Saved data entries

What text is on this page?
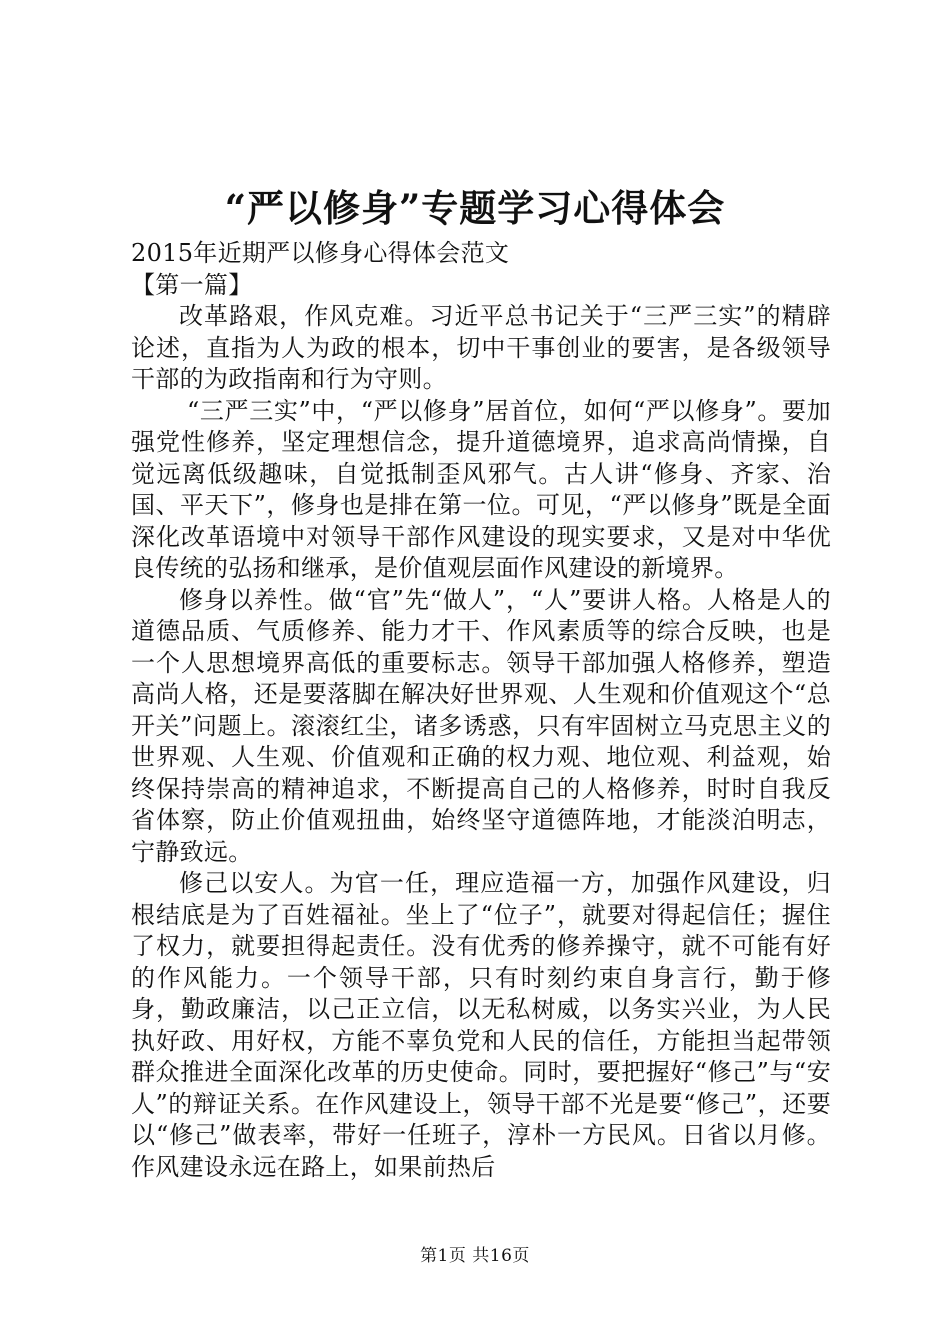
“严以修身”专题学习心得体会

2015年近期严以修身心得体会范文

【第一篇】

改革路艰，作风克难。习近平总书记关于“三严三实”的精辟论述，直指为人为政的根本，切中干事创业的要害，是各级领导干部的为政指南和行为守则。

“三严三实”中，“严以修身”居首位，如何“严以修身”。要加强党性修养，坚定理想信念，提升道德境界，追求高尚情操，自觉远离低级趣味，自觉抵制歪风邪气。古人讲“修身、齐家、治国、平天下”，修身也是排在第一位。可见，“严以修身”既是全面深化改革语境中对领导干部作风建设的现实要求，又是对中华优良传统的弘扬和继承，是价值观层面作风建设的新境界。

修身以养性。做“官”先“做人”，“人”要讲人格。人格是人的道德品质、气质修养、能力才干、作风素质等的综合反映，也是一个人思想境界高低的重要标志。领导干部加强人格修养，塑造高尚人格，还是要落脚在解决好世界观、人生观和价值观这个“总开关”问题上。滚滚红尘，诸多诱惑，只有牢固树立马克思主义的世界观、人生观、价值观和正确的权力观、地位观、利益观，始终保持崇高的精神追求，不断提高自己的人格修养，时时自我反省体察，防止价值观扭曲，始终坚守道德阵地，才能淡泊明志，宁静致远。

修己以安人。为官一任，理应造福一方，加强作风建设，归根结底是为了百姓福祉。坐上了“位子”，就要对得起信任；握住了权力，就要担得起责任。没有优秀的修养操守，就不可能有好的作风能力。一个领导干部，只有时刻约束自身言行，勤于修身，勤政廉洁，以己正立信，以无私树威，以务实兴业，为人民执好政、用好权，方能不辜负党和人民的信任，方能担当起带领群众推进全面深化改革的历史使命。同时，要把握好“修己”与“安人”的辩证关系。在作风建设上，领导干部不光是要“修己”，还要以“修己”做表率，带好一任班子，淳朴一方民风。日省以月修。作风建设永远在路上，如果前热后

第1页 共16页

Set exercise: Search the entries for the word "三严三实", then list each line that holds it.

Written solution:
改革路艰，作风克难。习近平总书记关于“三严三实”的精辟论述，直指为人为政的根本，切中干事创业的要害，是各级领导干部的为政指南和行为守则。
“三严三实”中，“严以修身”居首位，如何“严以修身”。要加强党性修养，坚定理想信念，提升道德境界，追求高尚情操，自觉远离低级趣味，自觉抵制歪风邪气。古人讲“修身、齐家、治国、平天下”，修身也是排在第一位。可见，“严以修身”既是全面深化改革语境中对领导干部作风建设的现实要求，又是对中华优良传统的弘扬和继承，是价值观层面作风建设的新境界。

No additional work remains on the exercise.